Дня через два, когда я ехал на россовский спектакль — не то на «Отелло», не то на «Гамлета», — на одной из улиц я повстречал траурное шествие. Четверо несли гроб на руках, двое — зажженные факелы. То переносили тело Тулова из квартиры в часовню земской больницы, где он был врачом. За гробом никто не шел, а я не знал даже, что вот понесут Тулова в этот час. Или за ним, мертвым, или в театр? В театр!»
В театр! Не потому, что он реальной жизни в ее суровой наготе предпочитал жизнь условную, вымышленную, поэтическую, а потому, что именно эта поэтическая жизнь казалась ему единственной настоящей жизнью.
В тот вечер как раз шел последний, прощальный спектакль Россова. Любимца засыпали цветами, забросали подношениями. Овации долго не умолкали. Мейерхольд в гимназическом мундире, появляться в котором в театре строго запрещалось, подал Россову из оркестра конверт с деньгами, собранными поклонниками артиста. Не станем удивляться — так было принято. Россов уехал, а юноша едва не был исключен из гимназии, и только связи семьи спасли его, и дело ограничилось строжайшим выговором.
◇ ◇ ◇ ◇
> [Что нужно сделать]
1. Выведите из отрывка дословно фрагмент, который открывается словами «В театр! Не» и завершается словами «единственной настоящей жизнью.».
2. Перечислите всех людей, которые названы в отрывке по фамилии.
3. Продолжите рассказ о юном Мейерхольде и прощальном спектакле Россова, начиная сразу после его последнего предложения.

> [Данные для разбора]
◇ ◇ ◇ ◇
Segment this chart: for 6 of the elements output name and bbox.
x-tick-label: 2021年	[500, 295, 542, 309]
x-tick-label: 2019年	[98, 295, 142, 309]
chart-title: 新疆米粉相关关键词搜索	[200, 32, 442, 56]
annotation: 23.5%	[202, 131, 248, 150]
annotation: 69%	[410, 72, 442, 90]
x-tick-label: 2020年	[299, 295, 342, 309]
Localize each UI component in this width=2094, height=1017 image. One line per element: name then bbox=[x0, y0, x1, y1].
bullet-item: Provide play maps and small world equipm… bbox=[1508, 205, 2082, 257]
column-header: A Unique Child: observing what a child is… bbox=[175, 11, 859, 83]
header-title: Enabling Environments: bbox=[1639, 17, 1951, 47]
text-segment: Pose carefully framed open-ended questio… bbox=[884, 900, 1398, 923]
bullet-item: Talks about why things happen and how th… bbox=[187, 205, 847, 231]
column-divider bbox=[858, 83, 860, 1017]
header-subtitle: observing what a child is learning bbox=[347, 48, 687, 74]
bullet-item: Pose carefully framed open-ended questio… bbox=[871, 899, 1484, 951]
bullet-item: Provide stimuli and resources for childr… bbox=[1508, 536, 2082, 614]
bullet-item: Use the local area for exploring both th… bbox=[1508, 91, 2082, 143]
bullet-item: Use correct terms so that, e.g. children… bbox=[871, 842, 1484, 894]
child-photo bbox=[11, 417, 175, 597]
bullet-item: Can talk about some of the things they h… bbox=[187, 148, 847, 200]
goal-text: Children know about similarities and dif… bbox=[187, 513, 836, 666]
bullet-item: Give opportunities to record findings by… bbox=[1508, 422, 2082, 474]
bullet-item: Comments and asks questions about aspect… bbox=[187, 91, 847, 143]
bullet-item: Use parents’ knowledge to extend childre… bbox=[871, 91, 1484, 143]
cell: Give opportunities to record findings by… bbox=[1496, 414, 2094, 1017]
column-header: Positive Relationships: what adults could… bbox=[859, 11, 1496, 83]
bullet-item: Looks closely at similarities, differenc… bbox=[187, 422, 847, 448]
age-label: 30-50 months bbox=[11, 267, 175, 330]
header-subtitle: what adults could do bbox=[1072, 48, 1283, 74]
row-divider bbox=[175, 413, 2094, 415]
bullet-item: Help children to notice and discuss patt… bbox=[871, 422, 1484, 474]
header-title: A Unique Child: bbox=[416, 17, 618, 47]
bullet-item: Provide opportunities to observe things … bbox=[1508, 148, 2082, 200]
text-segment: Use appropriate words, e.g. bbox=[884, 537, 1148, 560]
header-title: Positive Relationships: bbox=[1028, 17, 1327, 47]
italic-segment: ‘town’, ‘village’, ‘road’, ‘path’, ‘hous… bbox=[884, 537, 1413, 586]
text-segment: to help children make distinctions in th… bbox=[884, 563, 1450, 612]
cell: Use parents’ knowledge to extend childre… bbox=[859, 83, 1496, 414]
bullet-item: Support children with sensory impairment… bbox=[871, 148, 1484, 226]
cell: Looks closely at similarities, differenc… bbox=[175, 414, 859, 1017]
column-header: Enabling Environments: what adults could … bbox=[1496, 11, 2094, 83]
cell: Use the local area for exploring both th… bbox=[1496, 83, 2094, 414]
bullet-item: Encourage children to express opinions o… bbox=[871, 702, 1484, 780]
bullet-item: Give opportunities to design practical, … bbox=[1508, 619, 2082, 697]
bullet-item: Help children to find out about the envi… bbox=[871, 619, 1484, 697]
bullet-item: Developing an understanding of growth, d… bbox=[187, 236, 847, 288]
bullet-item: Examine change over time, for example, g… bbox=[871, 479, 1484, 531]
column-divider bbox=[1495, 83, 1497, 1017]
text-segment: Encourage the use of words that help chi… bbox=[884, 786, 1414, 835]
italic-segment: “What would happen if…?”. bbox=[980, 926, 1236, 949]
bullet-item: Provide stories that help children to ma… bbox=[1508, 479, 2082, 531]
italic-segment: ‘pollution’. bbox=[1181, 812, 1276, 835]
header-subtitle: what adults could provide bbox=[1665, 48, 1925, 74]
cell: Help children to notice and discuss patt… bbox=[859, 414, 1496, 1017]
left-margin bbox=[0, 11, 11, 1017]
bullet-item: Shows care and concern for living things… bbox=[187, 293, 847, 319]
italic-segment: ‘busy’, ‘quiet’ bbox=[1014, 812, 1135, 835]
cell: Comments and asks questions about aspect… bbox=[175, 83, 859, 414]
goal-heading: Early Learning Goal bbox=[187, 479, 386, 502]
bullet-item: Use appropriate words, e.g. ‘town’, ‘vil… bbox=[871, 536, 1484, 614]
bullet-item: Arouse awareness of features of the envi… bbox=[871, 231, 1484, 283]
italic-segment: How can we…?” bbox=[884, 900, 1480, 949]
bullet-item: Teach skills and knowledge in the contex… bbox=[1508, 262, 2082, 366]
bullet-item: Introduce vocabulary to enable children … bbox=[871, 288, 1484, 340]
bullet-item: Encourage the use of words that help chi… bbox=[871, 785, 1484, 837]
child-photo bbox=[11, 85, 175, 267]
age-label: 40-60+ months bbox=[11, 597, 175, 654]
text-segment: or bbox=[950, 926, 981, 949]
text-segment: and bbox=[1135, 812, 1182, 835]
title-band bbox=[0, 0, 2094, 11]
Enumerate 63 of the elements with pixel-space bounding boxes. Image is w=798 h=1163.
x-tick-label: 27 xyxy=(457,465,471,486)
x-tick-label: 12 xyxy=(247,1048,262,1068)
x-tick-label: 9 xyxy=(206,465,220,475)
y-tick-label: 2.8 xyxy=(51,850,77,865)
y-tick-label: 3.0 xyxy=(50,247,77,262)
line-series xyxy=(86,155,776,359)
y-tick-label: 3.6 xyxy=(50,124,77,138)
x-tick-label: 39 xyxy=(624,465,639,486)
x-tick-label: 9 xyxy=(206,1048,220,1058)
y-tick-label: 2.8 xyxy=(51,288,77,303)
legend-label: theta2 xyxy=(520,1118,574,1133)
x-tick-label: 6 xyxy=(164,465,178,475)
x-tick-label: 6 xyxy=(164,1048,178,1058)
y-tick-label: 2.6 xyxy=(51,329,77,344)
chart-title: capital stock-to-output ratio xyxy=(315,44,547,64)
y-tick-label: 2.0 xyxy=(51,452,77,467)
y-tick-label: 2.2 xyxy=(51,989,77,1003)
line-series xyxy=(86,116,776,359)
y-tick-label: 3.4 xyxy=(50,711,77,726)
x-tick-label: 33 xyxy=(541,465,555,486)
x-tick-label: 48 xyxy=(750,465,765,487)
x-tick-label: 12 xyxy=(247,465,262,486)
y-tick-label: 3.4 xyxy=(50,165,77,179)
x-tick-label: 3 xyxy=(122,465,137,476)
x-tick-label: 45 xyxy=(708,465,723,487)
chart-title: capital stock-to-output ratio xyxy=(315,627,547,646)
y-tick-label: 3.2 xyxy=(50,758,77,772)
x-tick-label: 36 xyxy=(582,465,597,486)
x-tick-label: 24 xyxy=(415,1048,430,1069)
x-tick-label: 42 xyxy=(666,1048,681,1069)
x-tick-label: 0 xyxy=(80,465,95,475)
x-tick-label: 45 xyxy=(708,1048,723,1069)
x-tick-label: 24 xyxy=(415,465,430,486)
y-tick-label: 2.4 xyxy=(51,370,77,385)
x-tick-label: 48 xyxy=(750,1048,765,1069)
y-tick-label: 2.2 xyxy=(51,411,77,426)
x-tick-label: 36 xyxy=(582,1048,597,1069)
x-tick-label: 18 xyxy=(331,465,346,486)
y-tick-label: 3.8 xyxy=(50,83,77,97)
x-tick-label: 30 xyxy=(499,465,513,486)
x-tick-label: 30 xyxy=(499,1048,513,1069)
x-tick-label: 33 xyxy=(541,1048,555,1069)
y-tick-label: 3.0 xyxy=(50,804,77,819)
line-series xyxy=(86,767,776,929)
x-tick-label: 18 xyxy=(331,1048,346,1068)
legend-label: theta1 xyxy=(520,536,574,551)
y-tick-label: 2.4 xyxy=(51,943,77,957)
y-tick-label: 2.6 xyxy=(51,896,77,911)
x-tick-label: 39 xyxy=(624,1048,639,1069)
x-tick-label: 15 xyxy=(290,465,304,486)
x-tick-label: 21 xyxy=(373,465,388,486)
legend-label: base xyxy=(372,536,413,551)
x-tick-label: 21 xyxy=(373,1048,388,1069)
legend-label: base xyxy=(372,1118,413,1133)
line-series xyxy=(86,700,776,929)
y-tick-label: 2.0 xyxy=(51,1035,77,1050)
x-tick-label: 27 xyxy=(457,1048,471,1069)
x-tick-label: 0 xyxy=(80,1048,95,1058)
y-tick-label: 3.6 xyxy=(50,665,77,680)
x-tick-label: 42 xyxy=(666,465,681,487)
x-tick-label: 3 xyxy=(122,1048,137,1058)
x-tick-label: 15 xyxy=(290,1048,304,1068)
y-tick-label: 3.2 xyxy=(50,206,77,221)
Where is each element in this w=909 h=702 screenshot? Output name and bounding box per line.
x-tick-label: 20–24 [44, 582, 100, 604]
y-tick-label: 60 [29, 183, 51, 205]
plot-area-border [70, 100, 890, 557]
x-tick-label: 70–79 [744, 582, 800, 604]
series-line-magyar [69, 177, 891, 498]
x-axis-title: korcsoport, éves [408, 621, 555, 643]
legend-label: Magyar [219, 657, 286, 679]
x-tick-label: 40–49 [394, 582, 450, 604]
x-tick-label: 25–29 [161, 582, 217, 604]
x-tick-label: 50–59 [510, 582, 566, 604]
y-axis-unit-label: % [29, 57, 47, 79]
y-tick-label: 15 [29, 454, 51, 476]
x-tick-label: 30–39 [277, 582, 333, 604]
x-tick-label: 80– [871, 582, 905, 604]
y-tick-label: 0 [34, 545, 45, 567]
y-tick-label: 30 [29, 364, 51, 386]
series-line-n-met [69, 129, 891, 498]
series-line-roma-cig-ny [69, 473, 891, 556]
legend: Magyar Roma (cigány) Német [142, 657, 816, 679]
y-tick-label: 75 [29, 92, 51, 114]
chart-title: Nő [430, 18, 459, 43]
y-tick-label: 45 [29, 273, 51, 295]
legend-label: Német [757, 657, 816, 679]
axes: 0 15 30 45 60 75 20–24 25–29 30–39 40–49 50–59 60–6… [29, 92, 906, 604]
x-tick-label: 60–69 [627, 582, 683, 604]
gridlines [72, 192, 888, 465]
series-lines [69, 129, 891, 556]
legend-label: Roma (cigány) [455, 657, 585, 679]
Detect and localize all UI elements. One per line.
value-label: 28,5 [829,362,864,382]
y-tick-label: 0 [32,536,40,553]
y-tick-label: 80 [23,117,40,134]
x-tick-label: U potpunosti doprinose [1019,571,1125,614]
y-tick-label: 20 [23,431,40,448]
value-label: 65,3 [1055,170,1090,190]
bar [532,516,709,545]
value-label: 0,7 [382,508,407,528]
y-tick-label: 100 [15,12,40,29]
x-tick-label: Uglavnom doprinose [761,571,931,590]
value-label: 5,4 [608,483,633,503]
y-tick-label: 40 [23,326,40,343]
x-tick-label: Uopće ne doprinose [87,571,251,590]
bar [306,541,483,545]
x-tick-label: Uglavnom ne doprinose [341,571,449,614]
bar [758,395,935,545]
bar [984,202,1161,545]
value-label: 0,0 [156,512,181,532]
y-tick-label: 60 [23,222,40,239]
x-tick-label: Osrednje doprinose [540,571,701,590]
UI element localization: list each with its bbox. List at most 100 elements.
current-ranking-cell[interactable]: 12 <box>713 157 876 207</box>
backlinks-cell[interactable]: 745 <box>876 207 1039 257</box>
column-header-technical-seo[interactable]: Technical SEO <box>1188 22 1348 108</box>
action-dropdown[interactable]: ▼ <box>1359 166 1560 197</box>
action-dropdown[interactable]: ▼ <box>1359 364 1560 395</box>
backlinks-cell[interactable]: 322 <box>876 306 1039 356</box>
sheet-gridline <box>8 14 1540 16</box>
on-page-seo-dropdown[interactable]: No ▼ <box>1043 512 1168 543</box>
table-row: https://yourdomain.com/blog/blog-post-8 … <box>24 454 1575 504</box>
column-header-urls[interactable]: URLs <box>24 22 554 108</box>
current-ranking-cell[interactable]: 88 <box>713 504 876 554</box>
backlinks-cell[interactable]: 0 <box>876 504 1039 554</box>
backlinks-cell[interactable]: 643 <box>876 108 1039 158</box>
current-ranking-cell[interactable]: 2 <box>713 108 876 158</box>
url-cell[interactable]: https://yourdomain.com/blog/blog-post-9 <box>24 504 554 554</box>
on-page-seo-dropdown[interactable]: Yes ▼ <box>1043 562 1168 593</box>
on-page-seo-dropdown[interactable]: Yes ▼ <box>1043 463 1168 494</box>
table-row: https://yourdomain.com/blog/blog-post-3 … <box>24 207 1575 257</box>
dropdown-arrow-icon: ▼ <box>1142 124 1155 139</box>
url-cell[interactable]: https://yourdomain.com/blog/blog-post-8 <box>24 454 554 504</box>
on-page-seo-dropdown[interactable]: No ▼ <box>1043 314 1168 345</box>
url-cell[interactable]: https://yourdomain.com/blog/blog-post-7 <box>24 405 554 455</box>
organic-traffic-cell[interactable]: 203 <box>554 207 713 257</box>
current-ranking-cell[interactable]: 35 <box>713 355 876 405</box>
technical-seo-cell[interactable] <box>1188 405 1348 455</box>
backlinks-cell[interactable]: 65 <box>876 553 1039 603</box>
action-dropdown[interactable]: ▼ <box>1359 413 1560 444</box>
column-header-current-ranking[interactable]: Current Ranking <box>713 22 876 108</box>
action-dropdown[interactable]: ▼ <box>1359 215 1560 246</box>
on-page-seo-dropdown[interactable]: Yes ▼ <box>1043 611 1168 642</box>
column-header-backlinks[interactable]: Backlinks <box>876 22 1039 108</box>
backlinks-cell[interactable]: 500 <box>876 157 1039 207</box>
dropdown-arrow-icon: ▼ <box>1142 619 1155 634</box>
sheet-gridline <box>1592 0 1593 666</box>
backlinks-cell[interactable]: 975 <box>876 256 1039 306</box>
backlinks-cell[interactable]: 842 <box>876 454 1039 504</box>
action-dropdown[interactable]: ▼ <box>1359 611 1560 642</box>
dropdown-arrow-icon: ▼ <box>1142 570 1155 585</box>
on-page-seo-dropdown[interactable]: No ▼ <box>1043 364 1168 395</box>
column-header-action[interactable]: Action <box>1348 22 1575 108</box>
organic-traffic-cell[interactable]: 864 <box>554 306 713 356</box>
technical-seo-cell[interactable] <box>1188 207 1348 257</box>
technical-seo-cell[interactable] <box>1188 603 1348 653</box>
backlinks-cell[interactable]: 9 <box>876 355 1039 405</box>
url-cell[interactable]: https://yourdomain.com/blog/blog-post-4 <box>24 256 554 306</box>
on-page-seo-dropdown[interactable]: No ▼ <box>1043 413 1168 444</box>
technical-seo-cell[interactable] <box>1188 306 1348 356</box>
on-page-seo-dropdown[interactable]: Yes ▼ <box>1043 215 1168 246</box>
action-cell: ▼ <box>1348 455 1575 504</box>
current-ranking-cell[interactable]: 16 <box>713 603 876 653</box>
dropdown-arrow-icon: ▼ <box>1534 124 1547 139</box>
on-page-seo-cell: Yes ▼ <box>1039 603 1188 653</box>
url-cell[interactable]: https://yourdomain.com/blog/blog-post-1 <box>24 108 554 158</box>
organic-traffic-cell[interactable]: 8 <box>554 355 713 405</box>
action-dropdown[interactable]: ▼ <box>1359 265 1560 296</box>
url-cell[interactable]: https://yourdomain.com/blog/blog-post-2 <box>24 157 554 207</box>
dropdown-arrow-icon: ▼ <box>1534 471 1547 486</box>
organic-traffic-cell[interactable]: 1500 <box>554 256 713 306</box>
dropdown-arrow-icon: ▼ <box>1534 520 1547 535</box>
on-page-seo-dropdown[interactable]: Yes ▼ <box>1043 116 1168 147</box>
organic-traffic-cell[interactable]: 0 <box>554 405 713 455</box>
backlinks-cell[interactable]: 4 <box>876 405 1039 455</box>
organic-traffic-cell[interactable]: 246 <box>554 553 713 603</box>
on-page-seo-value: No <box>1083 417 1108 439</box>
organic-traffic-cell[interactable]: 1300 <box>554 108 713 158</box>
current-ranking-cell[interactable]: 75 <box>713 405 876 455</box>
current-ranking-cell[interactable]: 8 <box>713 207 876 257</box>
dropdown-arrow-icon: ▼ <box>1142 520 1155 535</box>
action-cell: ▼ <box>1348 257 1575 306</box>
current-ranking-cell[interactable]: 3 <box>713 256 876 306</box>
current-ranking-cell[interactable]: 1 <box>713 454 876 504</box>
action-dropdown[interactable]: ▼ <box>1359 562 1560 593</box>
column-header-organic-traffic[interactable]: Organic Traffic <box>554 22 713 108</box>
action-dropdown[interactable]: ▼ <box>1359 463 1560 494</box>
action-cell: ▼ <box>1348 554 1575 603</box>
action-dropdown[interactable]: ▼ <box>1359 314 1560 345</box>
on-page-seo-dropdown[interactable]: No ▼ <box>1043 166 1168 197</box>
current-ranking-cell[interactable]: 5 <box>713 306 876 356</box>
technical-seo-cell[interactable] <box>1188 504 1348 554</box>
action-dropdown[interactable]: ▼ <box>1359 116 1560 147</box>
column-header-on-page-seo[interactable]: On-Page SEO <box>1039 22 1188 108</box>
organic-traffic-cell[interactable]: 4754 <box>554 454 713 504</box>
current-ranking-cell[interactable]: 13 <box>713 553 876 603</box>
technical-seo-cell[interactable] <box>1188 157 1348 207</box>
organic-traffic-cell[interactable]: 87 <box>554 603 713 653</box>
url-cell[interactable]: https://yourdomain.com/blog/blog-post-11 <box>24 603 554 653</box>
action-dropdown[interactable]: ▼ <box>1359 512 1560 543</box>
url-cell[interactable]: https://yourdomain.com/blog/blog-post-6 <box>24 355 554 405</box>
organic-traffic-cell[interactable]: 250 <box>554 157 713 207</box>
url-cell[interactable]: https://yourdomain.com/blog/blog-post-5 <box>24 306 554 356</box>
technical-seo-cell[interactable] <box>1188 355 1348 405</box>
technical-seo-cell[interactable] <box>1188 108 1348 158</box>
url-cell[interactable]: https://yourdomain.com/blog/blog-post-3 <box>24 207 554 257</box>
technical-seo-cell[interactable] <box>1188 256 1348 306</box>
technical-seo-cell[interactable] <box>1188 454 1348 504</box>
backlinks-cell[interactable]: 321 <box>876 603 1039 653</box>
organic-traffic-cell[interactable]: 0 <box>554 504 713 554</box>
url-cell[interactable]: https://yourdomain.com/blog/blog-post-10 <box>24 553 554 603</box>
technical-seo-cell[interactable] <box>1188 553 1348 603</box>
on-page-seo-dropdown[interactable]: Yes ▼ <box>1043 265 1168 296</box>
◇ ◇ ◇ ◇
> [Ответы по пунктам]
1.
В театр! Не потому, что он реальной жизни в ее суровой наготе предпочитал жизнь условную, вымышленную, поэтическую, а потому, что именно эта поэтическая жизнь казалась ему единственной настоящей жизнью.

2. Тулов, Россов, Мейерхольд

3.
Через полтора года Россов приехал снова. Гастроли опять открылись «Гамлетом». Мейерхольд снова в зале.
«Пензенские губернские ведомости» писали после спектакля: «Довольно сказать, что публика была в упоении. Вызывали столько раз, что даже занавесь устала подниматься и опускаться: взяла да и застряла на половине, упершись одним концом за декорацию, как будто хотела сказать: «Вы похлопайте, а я покамест отдохну».
Представим себе обстановку маленького театра, чад керосиновых ламп, одиннадцать рядов кресел, тридцать шесть битком набитых лож, шумные балкон и галерею, неглубокую сцену, писаные задники, криво висящий занавес, разгоряченную атмосферу провинциального актерского триумфа и неистово хлопающего долговязого гимназиста, выкрикивающего неустановившимся глуховатым баском:
— Браво Россову! Браво!..
Приревновавший к успеху приезжего гастролера местный премьер, актер Галицкий, после его отъезда тоже решил сыграть Гамлета. Пенза разделилась на партии, но Мейерхольд остался верным своему любимцу. Он даже попытался выступить в газете со сравнительной оценкой исполнения обоих актеров. Рецензию не напечатали, но в бумагах Мейерхольда сохранился ее черновик, подписанный псевдонимом «Не беспристрастный».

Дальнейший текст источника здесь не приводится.